Find and copy each line of the records where the string "lens" shows up.
** start Source material **
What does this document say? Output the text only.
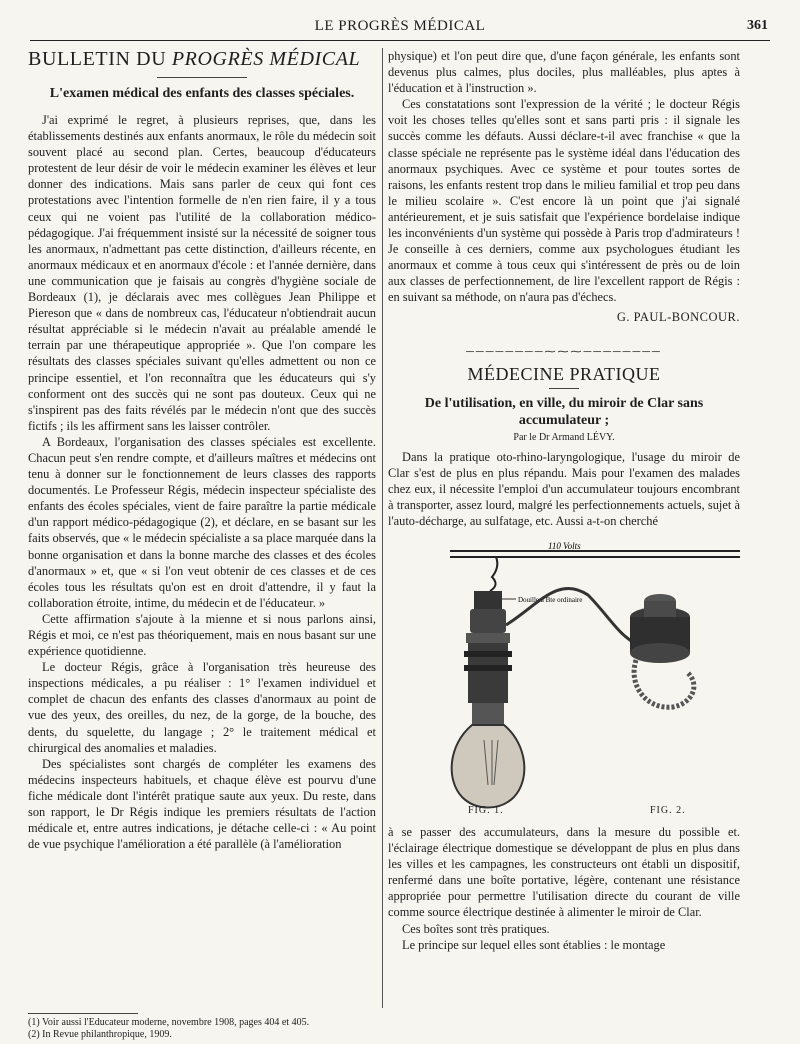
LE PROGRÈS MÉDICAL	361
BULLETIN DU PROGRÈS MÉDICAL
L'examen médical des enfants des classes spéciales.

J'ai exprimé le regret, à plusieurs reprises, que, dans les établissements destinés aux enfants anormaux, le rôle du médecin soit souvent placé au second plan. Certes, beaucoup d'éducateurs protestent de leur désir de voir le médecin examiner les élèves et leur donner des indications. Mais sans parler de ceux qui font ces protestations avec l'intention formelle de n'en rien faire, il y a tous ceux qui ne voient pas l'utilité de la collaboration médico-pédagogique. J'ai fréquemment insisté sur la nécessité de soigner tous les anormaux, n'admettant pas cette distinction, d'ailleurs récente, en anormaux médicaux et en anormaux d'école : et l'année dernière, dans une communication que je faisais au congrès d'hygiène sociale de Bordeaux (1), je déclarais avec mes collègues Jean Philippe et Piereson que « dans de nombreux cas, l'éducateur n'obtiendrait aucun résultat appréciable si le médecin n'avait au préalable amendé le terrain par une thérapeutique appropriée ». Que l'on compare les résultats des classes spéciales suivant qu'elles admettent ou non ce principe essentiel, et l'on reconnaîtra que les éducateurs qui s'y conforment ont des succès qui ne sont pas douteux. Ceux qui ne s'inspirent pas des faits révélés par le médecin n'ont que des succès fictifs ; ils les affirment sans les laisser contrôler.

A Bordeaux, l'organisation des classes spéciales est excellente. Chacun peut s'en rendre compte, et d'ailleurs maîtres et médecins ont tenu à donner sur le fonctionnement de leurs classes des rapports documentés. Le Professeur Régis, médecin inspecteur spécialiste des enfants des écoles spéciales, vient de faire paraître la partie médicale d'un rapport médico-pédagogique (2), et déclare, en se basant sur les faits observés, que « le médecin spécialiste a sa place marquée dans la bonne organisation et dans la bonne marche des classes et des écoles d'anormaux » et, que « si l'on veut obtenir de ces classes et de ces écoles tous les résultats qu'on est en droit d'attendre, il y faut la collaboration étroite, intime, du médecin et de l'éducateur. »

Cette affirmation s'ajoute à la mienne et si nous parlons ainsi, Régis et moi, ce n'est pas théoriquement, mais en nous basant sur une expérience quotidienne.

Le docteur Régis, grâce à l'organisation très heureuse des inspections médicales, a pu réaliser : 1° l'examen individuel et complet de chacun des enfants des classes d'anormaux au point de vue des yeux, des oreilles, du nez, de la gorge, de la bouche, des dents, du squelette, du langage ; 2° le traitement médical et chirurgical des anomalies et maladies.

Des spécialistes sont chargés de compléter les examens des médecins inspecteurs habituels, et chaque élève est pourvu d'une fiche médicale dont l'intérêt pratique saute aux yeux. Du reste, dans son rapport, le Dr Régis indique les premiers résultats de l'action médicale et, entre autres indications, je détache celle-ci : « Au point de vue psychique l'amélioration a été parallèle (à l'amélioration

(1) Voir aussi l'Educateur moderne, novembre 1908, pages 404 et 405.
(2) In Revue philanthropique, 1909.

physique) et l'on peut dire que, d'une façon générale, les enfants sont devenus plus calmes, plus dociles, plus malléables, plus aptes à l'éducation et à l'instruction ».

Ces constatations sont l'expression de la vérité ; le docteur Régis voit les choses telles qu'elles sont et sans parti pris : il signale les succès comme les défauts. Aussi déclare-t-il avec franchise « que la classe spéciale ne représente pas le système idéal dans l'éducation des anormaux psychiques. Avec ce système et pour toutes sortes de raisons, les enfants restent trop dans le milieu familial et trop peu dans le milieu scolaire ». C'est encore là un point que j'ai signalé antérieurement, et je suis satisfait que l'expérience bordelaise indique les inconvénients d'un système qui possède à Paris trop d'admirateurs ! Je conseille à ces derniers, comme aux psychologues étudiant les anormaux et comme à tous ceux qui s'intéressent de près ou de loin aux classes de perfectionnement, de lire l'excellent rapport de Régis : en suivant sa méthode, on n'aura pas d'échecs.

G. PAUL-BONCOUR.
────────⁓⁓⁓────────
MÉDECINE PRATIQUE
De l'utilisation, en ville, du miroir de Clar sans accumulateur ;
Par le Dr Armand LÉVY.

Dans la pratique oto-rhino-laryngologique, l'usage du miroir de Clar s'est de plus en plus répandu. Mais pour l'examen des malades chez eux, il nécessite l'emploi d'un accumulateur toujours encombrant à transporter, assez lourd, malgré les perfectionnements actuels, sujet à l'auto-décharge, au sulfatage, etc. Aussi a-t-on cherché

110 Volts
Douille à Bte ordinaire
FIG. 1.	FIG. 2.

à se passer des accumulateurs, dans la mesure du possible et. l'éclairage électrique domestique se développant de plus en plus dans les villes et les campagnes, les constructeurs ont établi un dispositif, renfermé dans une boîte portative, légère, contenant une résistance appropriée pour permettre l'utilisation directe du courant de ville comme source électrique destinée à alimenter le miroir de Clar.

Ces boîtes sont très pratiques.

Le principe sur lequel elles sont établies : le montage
** end Source material **
** start Source material **
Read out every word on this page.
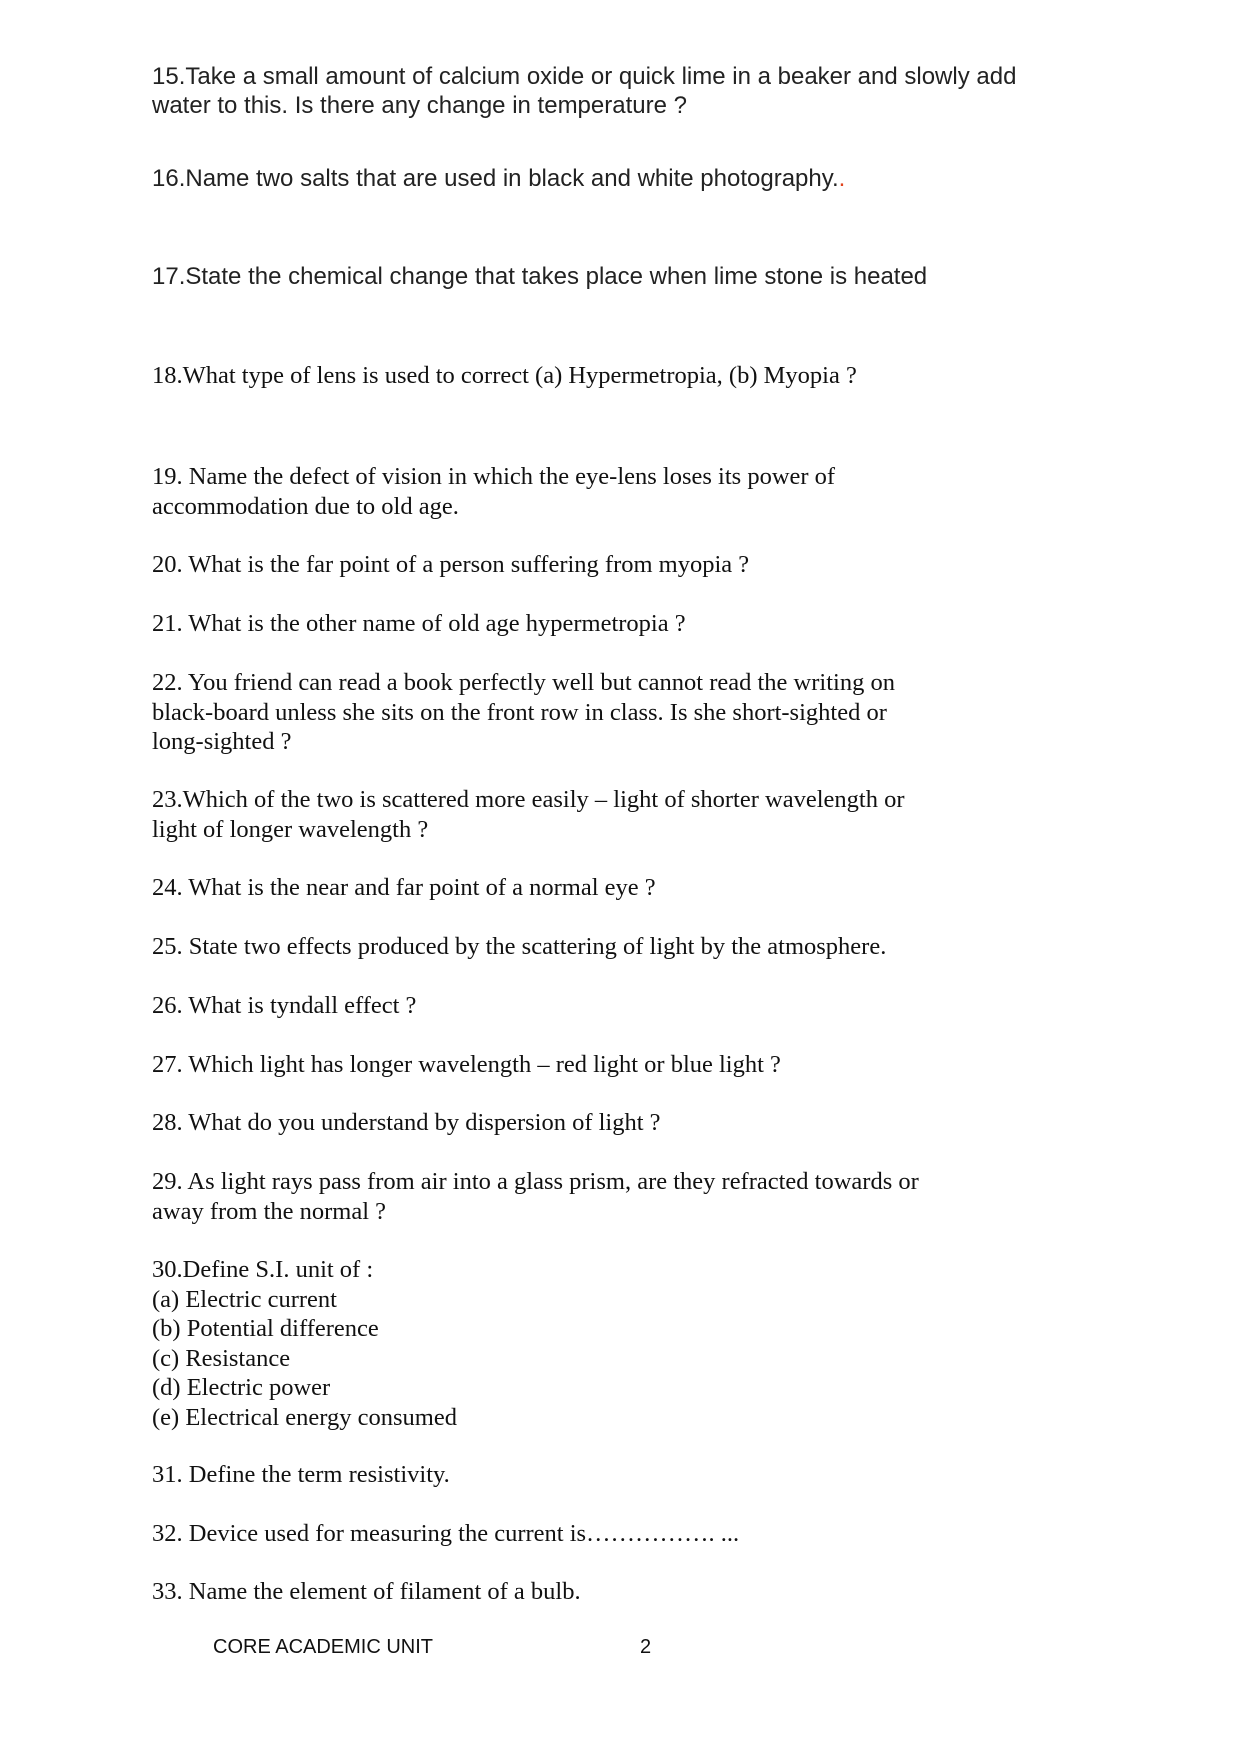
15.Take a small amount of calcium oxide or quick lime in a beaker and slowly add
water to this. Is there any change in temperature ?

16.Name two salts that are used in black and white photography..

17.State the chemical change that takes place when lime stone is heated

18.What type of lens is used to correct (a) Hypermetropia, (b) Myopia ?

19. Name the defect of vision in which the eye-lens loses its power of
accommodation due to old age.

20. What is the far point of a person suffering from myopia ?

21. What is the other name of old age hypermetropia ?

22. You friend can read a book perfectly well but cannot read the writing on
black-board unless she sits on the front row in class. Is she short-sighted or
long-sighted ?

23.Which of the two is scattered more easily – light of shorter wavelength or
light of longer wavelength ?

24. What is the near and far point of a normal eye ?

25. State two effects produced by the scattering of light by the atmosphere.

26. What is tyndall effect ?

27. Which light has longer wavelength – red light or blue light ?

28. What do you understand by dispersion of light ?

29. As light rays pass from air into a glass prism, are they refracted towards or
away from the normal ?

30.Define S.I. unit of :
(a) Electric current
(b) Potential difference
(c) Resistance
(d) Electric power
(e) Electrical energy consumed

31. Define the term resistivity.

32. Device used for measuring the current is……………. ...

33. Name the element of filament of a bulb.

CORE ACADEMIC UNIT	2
** end Source material **
** start Source material **
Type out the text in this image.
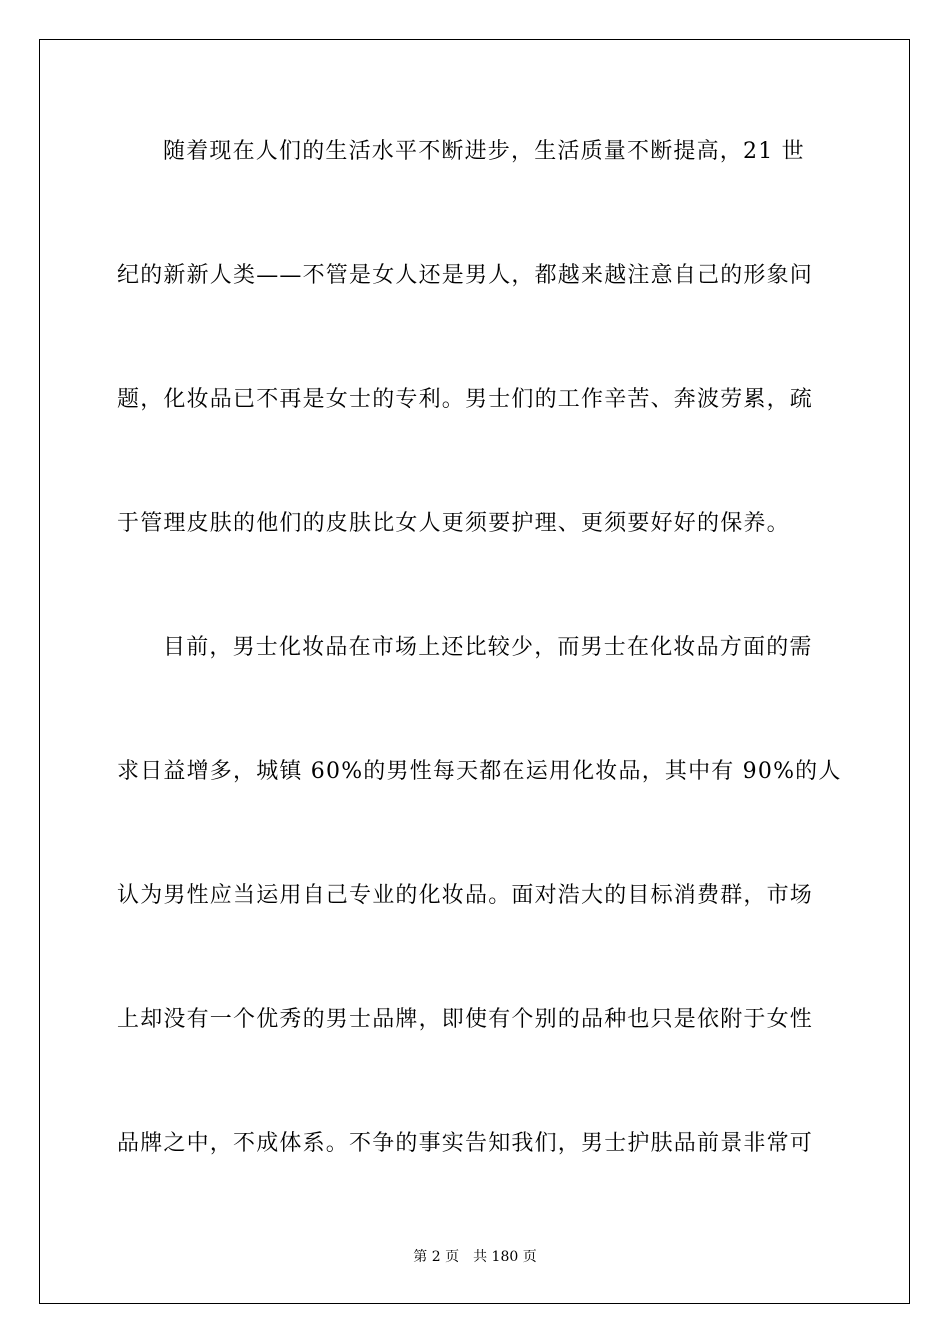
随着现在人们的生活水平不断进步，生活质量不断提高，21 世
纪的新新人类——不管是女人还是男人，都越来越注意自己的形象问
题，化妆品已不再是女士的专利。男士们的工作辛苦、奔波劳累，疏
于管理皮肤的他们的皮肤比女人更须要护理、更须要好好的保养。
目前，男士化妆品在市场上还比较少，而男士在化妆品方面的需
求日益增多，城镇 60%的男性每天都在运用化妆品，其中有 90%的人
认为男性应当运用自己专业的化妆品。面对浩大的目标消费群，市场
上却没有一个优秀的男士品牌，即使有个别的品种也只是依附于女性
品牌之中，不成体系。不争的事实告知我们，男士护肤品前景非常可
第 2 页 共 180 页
** end Source material **
→ Output of the exercise
18.What type of lens is used to correct (a) Hypermetropia, (b) Myopia ?
19. Name the defect of vision in which the eye-lens loses its power of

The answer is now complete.